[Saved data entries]
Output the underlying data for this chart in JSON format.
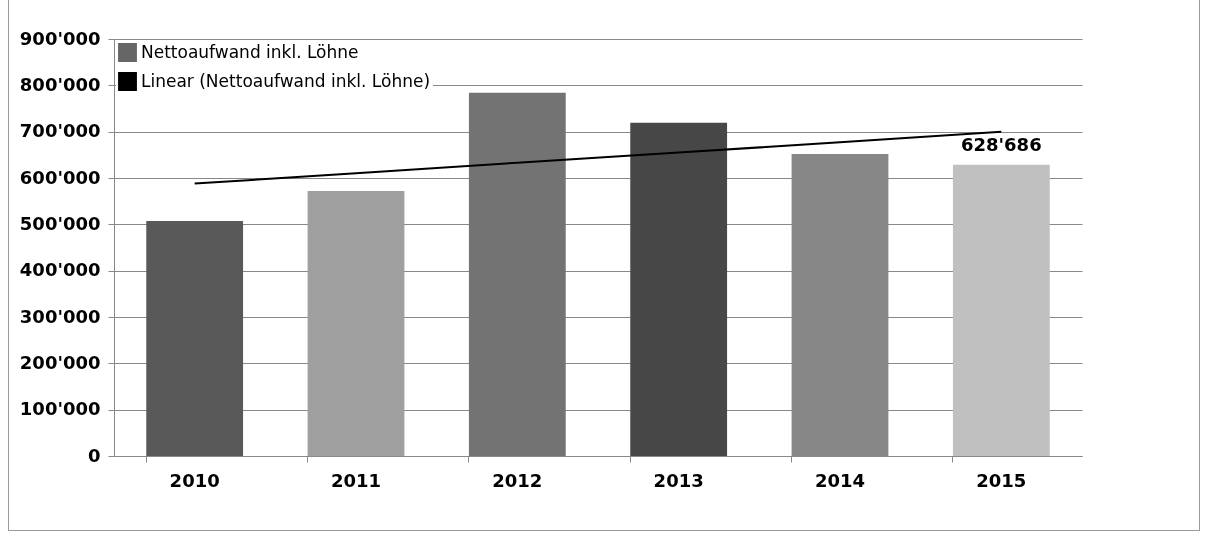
{
  "chart_data": {
    "type": "bar",
    "categories": [
      "2010",
      "2011",
      "2012",
      "2013",
      "2014",
      "2015"
    ],
    "series": [
      {
        "name": "Nettoaufwand inkl. Löhne",
        "color": "#666666",
        "colors": [
          "#595959",
          "#a0a0a0",
          "#737373",
          "#474747",
          "#878787",
          "#c0c0c0"
        ],
        "values": [
          507000,
          572000,
          784000,
          719000,
          652000,
          628686
        ],
        "value_labels": [
          null,
          null,
          null,
          null,
          null,
          "628'686"
        ]
      },
      {
        "name": "Linear (Nettoaufwand inkl. Löhne)",
        "type": "line",
        "color": "#000000",
        "values": [
          588000,
          610000,
          633000,
          655000,
          677000,
          700000
        ]
      }
    ],
    "ylim": [
      0,
      900000
    ],
    "yticks": [
      {
        "value": 0,
        "label": "0"
      },
      {
        "value": 100000,
        "label": "100'000"
      },
      {
        "value": 200000,
        "label": "200'000"
      },
      {
        "value": 300000,
        "label": "300'000"
      },
      {
        "value": 400000,
        "label": "400'000"
      },
      {
        "value": 500000,
        "label": "500'000"
      },
      {
        "value": 600000,
        "label": "600'000"
      },
      {
        "value": 700000,
        "label": "700'000"
      },
      {
        "value": 800000,
        "label": "800'000"
      },
      {
        "value": 900000,
        "label": "900'000"
      }
    ],
    "grid": "y",
    "legend": "top left"
  }
}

> **Exercise task**:
Pictures are to be left out; all else in the entries above is to be quoted exactly.

> **Solution to this problem**:
Output the underlying data for this chart in JSON format.
{
  "chart_data": {
    "type": "bar",
    "categories": [
      "2010",
      "2011",
      "2012",
      "2013",
      "2014",
      "2015"
    ],
    "series": [
      {
        "name": "Nettoaufwand inkl. Löhne",
        "color": "#666666",
        "colors": [
          "#595959",
          "#a0a0a0",
          "#737373",
          "#474747",
          "#878787",
          "#c0c0c0"
        ],
        "values": [
          507000,
          572000,
          784000,
          719000,
          652000,
          628686
        ],
        "value_labels": [
          null,
          null,
          null,
          null,
          null,
          "628'686"
        ]
      },
      {
        "name": "Linear (Nettoaufwand inkl. Löhne)",
        "type": "line",
        "color": "#000000",
        "values": [
          588000,
          610000,
          633000,
          655000,
          677000,
          700000
        ]
      }
    ],
    "ylim": [
      0,
      900000
    ],
    "yticks": [
      {
        "value": 0,
        "label": "0"
      },
      {
        "value": 100000,
        "label": "100'000"
      },
      {
        "value": 200000,
        "label": "200'000"
      },
      {
        "value": 300000,
        "label": "300'000"
      },
      {
        "value": 400000,
        "label": "400'000"
      },
      {
        "value": 500000,
        "label": "500'000"
      },
      {
        "value": 600000,
        "label": "600'000"
      },
      {
        "value": 700000,
        "label": "700'000"
      },
      {
        "value": 800000,
        "label": "800'000"
      },
      {
        "value": 900000,
        "label": "900'000"
      }
    ],
    "grid": "y",
    "legend": "top left"
  }
}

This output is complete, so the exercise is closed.